Written problem → Identify and pull out each line of the entries in which "conditions" occurs.

--- Materials provided ---

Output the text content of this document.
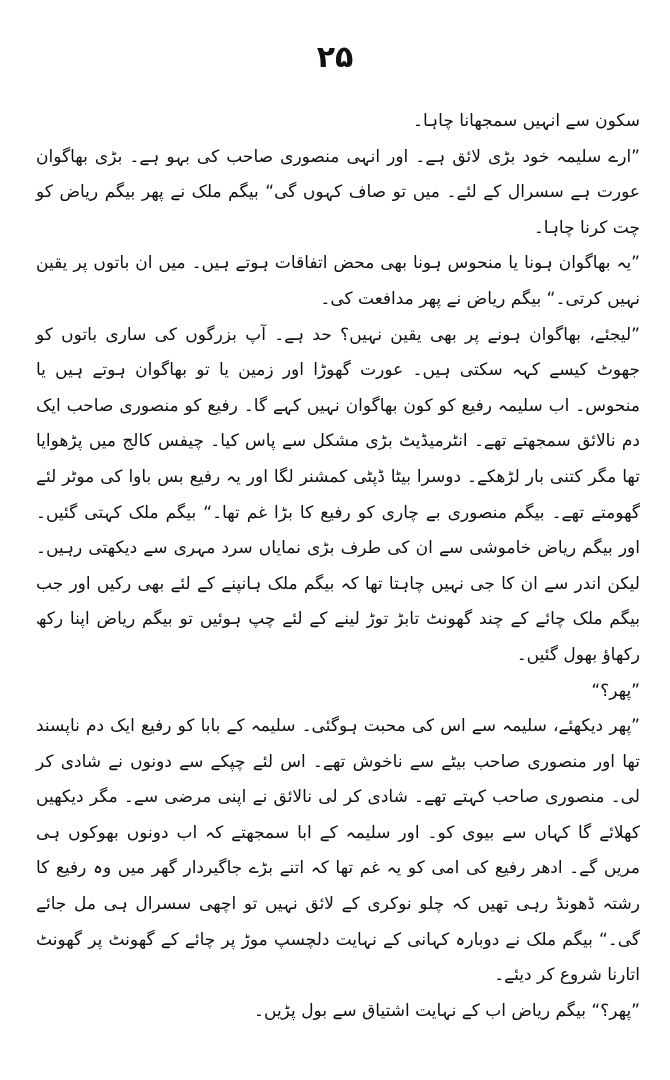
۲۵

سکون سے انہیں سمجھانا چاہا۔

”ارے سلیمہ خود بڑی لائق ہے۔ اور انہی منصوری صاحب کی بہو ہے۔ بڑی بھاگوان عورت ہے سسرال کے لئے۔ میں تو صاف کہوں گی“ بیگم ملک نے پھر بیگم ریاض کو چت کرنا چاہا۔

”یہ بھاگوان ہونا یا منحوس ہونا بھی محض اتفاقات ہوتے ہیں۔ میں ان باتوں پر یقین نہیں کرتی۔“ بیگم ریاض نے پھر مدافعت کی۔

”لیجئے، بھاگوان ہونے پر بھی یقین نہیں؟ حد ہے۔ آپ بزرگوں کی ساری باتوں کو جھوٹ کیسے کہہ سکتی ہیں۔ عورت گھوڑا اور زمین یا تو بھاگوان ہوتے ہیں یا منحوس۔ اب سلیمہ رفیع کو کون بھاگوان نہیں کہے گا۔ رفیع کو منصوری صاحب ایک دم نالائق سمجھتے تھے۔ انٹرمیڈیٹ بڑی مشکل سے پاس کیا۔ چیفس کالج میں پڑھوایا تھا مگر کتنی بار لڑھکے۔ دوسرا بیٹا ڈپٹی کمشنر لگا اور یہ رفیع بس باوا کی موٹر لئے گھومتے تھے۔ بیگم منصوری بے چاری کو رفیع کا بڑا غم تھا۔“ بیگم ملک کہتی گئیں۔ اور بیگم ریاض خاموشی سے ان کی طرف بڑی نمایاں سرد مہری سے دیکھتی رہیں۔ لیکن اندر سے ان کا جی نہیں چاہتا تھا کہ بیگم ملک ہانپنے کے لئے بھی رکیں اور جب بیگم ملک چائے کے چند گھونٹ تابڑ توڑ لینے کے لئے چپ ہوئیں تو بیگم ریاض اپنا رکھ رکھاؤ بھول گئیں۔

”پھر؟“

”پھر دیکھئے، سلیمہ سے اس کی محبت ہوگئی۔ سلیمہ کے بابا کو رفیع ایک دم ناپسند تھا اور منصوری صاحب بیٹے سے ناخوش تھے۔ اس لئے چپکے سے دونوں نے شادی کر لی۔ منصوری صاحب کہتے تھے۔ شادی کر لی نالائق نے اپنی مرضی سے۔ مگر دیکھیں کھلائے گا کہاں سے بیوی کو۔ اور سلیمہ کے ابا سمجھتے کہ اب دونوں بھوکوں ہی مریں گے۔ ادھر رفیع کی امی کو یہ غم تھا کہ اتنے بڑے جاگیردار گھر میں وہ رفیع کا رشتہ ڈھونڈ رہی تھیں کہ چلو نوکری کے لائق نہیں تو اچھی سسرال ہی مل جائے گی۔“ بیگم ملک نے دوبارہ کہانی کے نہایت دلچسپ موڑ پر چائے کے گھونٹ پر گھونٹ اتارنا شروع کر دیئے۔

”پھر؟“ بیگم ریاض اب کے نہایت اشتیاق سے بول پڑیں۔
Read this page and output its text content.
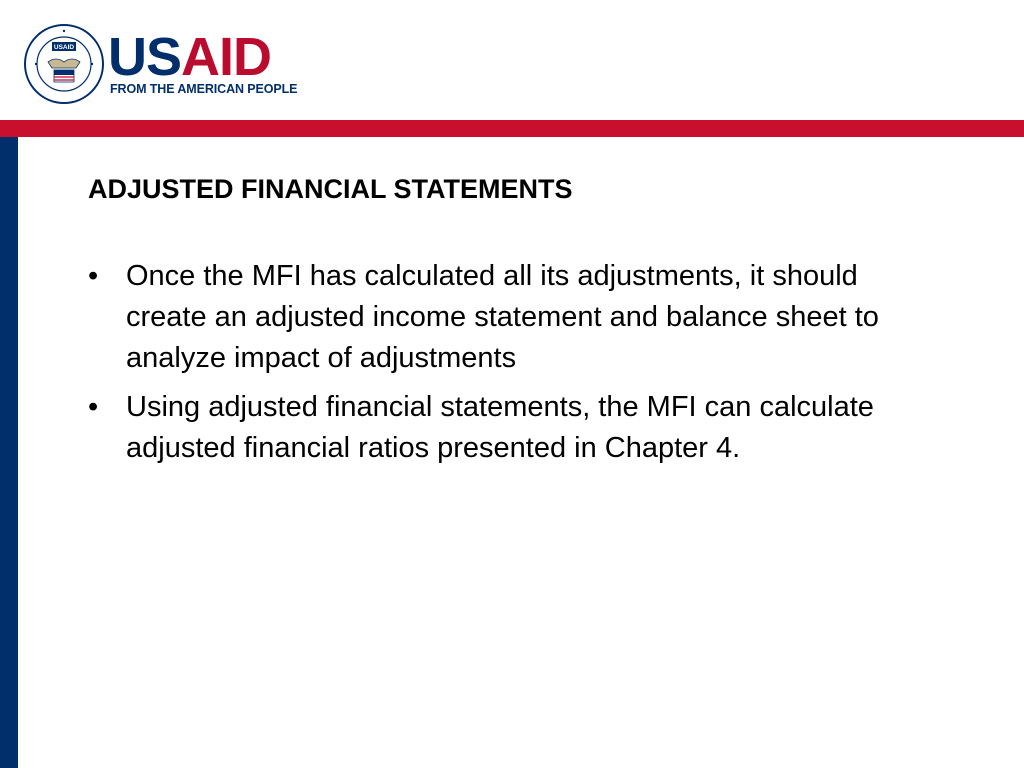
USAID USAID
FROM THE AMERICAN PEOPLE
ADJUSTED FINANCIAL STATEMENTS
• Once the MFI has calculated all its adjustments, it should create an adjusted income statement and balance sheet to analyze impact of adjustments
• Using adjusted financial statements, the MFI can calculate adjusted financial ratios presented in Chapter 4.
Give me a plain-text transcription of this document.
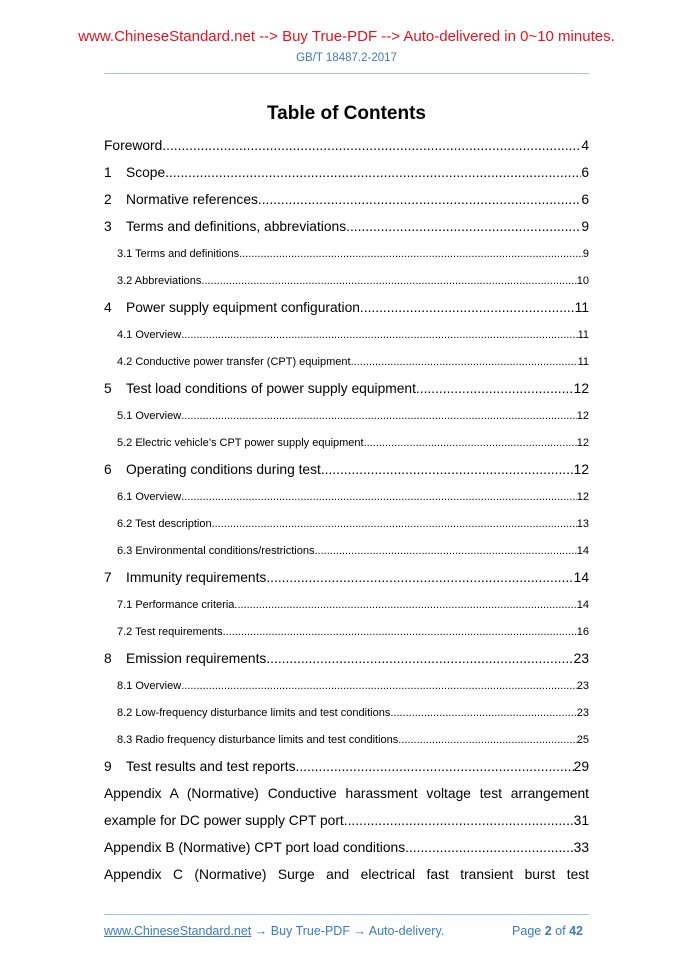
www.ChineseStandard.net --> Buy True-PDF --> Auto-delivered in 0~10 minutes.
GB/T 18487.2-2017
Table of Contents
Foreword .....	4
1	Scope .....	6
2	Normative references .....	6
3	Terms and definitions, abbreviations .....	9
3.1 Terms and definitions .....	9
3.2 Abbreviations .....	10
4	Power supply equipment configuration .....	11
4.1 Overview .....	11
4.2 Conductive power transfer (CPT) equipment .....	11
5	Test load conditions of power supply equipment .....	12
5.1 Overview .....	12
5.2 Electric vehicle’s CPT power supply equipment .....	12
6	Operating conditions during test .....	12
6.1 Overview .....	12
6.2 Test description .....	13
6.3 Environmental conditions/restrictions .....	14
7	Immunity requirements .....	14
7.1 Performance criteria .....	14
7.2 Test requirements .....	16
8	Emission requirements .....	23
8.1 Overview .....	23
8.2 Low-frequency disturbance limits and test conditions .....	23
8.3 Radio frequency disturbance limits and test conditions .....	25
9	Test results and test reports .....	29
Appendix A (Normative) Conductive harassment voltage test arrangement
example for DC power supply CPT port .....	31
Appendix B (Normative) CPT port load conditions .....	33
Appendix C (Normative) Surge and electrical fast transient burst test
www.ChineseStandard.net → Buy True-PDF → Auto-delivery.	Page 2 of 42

---

Solution for this task →
5	Test load conditions of power supply equipment .....	12
6	Operating conditions during test .....	12
6.3 Environmental conditions/restrictions .....	14
8.2 Low-frequency disturbance limits and test conditions .....	23
8.3 Radio frequency disturbance limits and test conditions .....	25
Appendix B (Normative) CPT port load conditions .....	33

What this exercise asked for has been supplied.